### Material provided
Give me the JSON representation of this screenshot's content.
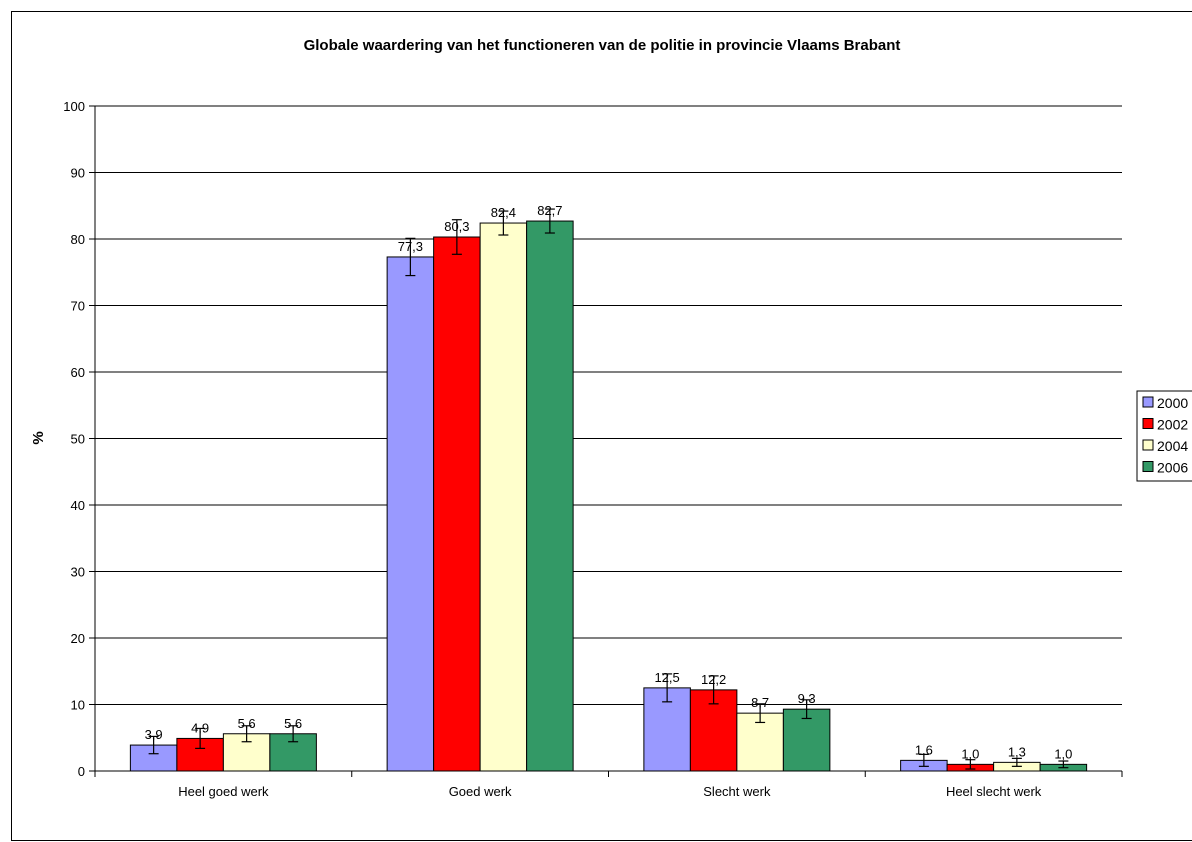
{
  "chart_data": {
    "type": "bar",
    "title": "Globale waardering van het functioneren van de politie in provincie Vlaams Brabant",
    "xlabel": "",
    "ylabel": "%",
    "ylim": [
      0,
      100
    ],
    "yticks": [
      "0",
      "10",
      "20",
      "30",
      "40",
      "50",
      "60",
      "70",
      "80",
      "90",
      "100"
    ],
    "grid": true,
    "legend_position": "right",
    "categories": [
      "Heel goed werk",
      "Goed werk",
      "Slecht werk",
      "Heel slecht werk"
    ],
    "series": [
      {
        "name": "2000",
        "color": "#9999ff",
        "values": [
          3.9,
          77.3,
          12.5,
          1.6
        ],
        "labels": [
          "3,9",
          "77,3",
          "12,5",
          "1,6"
        ],
        "err": [
          1.3,
          2.8,
          2.1,
          0.9
        ]
      },
      {
        "name": "2002",
        "color": "#ff0000",
        "values": [
          4.9,
          80.3,
          12.2,
          1.0
        ],
        "labels": [
          "4,9",
          "80,3",
          "12,2",
          "1,0"
        ],
        "err": [
          1.5,
          2.6,
          2.1,
          0.7
        ]
      },
      {
        "name": "2004",
        "color": "#ffffcc",
        "values": [
          5.6,
          82.4,
          8.7,
          1.3
        ],
        "labels": [
          "5,6",
          "82,4",
          "8,7",
          "1,3"
        ],
        "err": [
          1.2,
          1.8,
          1.4,
          0.6
        ]
      },
      {
        "name": "2006",
        "color": "#339966",
        "values": [
          5.6,
          82.7,
          9.3,
          1.0
        ],
        "labels": [
          "5,6",
          "82,7",
          "9,3",
          "1,0"
        ],
        "err": [
          1.2,
          1.8,
          1.4,
          0.5
        ]
      }
    ]
  }
}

### To be done
Set down the lines of the records above exactly, apart from the pictures.

### Answer to this exercise
Give me the JSON representation of this screenshot's content.
{
  "chart_data": {
    "type": "bar",
    "title": "Globale waardering van het functioneren van de politie in provincie Vlaams Brabant",
    "xlabel": "",
    "ylabel": "%",
    "ylim": [
      0,
      100
    ],
    "yticks": [
      "0",
      "10",
      "20",
      "30",
      "40",
      "50",
      "60",
      "70",
      "80",
      "90",
      "100"
    ],
    "grid": true,
    "legend_position": "right",
    "categories": [
      "Heel goed werk",
      "Goed werk",
      "Slecht werk",
      "Heel slecht werk"
    ],
    "series": [
      {
        "name": "2000",
        "color": "#9999ff",
        "values": [
          3.9,
          77.3,
          12.5,
          1.6
        ],
        "labels": [
          "3,9",
          "77,3",
          "12,5",
          "1,6"
        ],
        "err": [
          1.3,
          2.8,
          2.1,
          0.9
        ]
      },
      {
        "name": "2002",
        "color": "#ff0000",
        "values": [
          4.9,
          80.3,
          12.2,
          1.0
        ],
        "labels": [
          "4,9",
          "80,3",
          "12,2",
          "1,0"
        ],
        "err": [
          1.5,
          2.6,
          2.1,
          0.7
        ]
      },
      {
        "name": "2004",
        "color": "#ffffcc",
        "values": [
          5.6,
          82.4,
          8.7,
          1.3
        ],
        "labels": [
          "5,6",
          "82,4",
          "8,7",
          "1,3"
        ],
        "err": [
          1.2,
          1.8,
          1.4,
          0.6
        ]
      },
      {
        "name": "2006",
        "color": "#339966",
        "values": [
          5.6,
          82.7,
          9.3,
          1.0
        ],
        "labels": [
          "5,6",
          "82,7",
          "9,3",
          "1,0"
        ],
        "err": [
          1.2,
          1.8,
          1.4,
          0.5
        ]
      }
    ]
  }
}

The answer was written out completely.